-- start TASK MATERIAL --

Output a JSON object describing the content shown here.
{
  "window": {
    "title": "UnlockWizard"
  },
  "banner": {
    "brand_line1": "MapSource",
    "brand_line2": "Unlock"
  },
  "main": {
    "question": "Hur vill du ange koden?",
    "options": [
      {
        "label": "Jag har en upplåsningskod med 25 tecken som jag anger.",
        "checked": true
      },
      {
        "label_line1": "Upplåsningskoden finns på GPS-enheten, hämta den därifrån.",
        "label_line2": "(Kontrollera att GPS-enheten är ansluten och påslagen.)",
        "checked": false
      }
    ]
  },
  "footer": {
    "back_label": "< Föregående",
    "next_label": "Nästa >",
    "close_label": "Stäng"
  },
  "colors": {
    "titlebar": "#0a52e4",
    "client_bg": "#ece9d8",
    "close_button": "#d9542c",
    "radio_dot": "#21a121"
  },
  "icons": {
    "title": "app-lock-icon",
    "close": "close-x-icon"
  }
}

-- end TASK MATERIAL --

REQUEST: Every entry should be output exactly as written, please.

SOLVED PROBLEM:
Output a JSON object describing the content shown here.
{
  "window": {
    "title": "UnlockWizard"
  },
  "banner": {
    "brand_line1": "MapSource",
    "brand_line2": "Unlock"
  },
  "main": {
    "question": "Hur vill du ange koden?",
    "options": [
      {
        "label": "Jag har en upplåsningskod med 25 tecken som jag anger.",
        "checked": true
      },
      {
        "label_line1": "Upplåsningskoden finns på GPS-enheten, hämta den därifrån.",
        "label_line2": "(Kontrollera att GPS-enheten är ansluten och påslagen.)",
        "checked": false
      }
    ]
  },
  "footer": {
    "back_label": "< Föregående",
    "next_label": "Nästa >",
    "close_label": "Stäng"
  },
  "colors": {
    "titlebar": "#0a52e4",
    "client_bg": "#ece9d8",
    "close_button": "#d9542c",
    "radio_dot": "#21a121"
  },
  "icons": {
    "title": "app-lock-icon",
    "close": "close-x-icon"
  }
}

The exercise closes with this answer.